-- start of RECORDS SUPPLIED --
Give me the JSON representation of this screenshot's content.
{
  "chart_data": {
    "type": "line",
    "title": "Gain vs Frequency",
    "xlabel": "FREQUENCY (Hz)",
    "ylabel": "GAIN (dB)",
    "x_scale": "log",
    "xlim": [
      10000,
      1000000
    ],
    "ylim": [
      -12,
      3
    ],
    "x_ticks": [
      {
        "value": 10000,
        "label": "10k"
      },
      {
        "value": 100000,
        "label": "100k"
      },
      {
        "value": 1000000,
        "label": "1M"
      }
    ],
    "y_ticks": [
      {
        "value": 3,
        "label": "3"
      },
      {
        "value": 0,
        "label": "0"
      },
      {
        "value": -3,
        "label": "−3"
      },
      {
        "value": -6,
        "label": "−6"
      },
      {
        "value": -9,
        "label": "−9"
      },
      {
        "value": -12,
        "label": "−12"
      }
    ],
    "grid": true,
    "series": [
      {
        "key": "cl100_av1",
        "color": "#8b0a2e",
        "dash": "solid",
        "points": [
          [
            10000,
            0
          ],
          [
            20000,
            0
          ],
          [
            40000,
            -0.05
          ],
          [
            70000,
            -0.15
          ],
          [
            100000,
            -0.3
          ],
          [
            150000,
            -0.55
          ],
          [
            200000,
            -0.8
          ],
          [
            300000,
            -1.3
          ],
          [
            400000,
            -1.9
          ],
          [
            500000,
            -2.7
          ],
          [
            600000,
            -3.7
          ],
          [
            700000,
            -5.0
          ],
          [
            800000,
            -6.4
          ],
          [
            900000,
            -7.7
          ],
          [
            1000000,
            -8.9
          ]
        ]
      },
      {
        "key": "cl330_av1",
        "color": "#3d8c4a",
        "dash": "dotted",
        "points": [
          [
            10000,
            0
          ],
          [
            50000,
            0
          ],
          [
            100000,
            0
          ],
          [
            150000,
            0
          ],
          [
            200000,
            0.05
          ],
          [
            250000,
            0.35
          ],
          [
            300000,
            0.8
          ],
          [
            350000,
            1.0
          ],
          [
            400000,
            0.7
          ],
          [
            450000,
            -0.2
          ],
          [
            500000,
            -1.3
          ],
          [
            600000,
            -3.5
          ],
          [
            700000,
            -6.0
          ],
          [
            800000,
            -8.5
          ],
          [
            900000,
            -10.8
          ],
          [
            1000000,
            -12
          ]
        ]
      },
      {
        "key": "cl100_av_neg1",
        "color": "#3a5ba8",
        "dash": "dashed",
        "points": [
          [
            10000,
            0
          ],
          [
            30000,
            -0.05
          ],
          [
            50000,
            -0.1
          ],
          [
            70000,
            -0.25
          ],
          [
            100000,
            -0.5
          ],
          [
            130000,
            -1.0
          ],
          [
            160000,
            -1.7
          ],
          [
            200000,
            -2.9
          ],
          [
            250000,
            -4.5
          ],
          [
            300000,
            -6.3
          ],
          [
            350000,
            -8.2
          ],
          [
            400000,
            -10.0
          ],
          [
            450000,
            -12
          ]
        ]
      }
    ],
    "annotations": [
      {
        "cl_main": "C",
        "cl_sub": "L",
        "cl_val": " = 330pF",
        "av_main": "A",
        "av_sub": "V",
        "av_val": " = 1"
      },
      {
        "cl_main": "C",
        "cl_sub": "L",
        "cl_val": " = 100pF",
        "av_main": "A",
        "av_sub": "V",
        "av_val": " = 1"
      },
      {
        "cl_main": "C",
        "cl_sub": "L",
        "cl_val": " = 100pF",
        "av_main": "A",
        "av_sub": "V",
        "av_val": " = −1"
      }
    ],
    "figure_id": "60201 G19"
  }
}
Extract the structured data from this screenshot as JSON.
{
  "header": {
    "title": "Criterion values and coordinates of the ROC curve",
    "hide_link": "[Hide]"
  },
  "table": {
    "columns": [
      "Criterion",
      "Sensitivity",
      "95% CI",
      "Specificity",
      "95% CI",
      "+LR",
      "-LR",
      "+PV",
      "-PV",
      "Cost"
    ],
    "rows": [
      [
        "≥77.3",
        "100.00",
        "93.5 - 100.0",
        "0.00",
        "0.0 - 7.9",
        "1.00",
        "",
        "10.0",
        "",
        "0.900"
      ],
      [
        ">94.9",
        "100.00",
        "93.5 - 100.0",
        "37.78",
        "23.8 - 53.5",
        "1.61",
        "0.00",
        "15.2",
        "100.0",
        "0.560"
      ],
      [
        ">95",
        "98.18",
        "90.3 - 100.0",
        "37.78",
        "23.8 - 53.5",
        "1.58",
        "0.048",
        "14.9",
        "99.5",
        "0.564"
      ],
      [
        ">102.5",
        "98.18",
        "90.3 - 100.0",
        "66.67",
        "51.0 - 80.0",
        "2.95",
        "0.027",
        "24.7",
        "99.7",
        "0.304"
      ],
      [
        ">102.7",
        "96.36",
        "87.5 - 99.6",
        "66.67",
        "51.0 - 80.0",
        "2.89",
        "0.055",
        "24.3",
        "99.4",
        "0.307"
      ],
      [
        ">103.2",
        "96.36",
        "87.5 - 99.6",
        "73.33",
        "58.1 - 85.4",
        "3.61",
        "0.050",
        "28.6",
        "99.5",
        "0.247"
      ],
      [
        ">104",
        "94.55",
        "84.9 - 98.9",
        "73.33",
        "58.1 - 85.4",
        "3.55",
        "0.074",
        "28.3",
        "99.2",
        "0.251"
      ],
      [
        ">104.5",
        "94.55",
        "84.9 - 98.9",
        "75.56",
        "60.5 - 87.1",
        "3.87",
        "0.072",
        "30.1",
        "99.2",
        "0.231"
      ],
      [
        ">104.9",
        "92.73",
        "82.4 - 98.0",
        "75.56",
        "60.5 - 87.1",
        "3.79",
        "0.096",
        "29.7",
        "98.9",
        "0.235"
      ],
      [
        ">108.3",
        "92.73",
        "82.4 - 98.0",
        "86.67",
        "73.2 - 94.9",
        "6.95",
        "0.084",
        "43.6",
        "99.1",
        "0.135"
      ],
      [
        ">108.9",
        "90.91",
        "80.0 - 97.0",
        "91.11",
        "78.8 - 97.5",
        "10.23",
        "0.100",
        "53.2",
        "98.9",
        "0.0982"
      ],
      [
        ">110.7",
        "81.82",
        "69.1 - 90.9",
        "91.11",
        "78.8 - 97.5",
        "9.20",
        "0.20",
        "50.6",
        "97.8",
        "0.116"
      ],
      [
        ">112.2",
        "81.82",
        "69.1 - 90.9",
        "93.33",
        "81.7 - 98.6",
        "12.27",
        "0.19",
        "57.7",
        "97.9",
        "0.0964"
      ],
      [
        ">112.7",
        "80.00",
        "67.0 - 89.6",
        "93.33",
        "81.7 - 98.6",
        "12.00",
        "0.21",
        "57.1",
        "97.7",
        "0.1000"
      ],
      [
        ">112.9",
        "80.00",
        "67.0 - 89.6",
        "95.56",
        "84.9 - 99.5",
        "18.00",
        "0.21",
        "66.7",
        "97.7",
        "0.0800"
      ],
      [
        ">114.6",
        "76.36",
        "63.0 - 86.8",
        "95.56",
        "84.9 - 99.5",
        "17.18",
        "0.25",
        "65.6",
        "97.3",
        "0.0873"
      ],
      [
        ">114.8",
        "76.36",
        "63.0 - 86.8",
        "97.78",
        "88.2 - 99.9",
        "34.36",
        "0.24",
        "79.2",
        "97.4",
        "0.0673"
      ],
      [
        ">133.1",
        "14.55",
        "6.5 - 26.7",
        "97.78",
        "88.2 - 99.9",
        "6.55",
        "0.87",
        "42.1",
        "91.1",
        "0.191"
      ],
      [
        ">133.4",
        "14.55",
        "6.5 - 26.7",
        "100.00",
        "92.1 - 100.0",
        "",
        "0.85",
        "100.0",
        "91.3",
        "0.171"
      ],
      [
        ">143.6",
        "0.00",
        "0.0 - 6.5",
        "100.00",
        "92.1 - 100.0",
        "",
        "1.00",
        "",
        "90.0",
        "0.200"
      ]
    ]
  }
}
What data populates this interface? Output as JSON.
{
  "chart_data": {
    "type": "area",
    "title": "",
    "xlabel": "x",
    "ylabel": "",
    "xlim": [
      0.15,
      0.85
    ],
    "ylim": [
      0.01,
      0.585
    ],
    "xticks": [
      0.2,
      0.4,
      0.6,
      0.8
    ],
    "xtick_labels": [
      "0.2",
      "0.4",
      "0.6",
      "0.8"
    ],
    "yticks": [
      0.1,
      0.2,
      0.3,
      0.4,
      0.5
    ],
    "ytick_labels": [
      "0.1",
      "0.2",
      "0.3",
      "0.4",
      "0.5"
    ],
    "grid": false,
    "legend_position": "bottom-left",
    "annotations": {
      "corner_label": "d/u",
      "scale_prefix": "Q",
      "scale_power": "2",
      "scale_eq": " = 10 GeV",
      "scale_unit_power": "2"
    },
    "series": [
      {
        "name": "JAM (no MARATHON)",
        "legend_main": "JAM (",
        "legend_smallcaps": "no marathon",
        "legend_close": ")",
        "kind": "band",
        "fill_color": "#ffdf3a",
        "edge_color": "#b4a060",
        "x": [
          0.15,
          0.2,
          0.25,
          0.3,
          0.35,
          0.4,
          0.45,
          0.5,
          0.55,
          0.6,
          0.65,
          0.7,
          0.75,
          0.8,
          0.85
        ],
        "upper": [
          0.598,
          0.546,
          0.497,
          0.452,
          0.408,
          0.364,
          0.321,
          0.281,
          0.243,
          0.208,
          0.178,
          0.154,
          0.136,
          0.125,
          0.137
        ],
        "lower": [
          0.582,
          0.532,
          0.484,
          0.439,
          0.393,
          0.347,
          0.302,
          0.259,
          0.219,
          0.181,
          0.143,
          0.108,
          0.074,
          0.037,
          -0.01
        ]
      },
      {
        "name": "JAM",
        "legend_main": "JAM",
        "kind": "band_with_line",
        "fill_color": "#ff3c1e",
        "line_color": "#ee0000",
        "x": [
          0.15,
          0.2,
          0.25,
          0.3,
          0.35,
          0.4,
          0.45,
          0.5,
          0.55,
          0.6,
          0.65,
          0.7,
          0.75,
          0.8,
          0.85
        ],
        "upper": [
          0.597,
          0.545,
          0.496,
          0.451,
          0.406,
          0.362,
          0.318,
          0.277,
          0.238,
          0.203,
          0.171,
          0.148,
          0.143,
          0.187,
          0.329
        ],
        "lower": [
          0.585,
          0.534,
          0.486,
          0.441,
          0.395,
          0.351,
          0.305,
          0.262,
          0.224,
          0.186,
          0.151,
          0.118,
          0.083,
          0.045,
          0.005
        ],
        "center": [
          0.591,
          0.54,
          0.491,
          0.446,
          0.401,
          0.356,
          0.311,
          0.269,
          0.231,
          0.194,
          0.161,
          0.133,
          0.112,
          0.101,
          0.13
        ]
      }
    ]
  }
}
-- end of RECORDS SUPPLIED --
WHAT THE EXERCISE ASKS:
Write out every line from the entries where "JSON" appears.

ANSWER BELOW:
Give me the JSON representation of this screenshot's content.
Extract the structured data from this screenshot as JSON.
What data populates this interface? Output as JSON.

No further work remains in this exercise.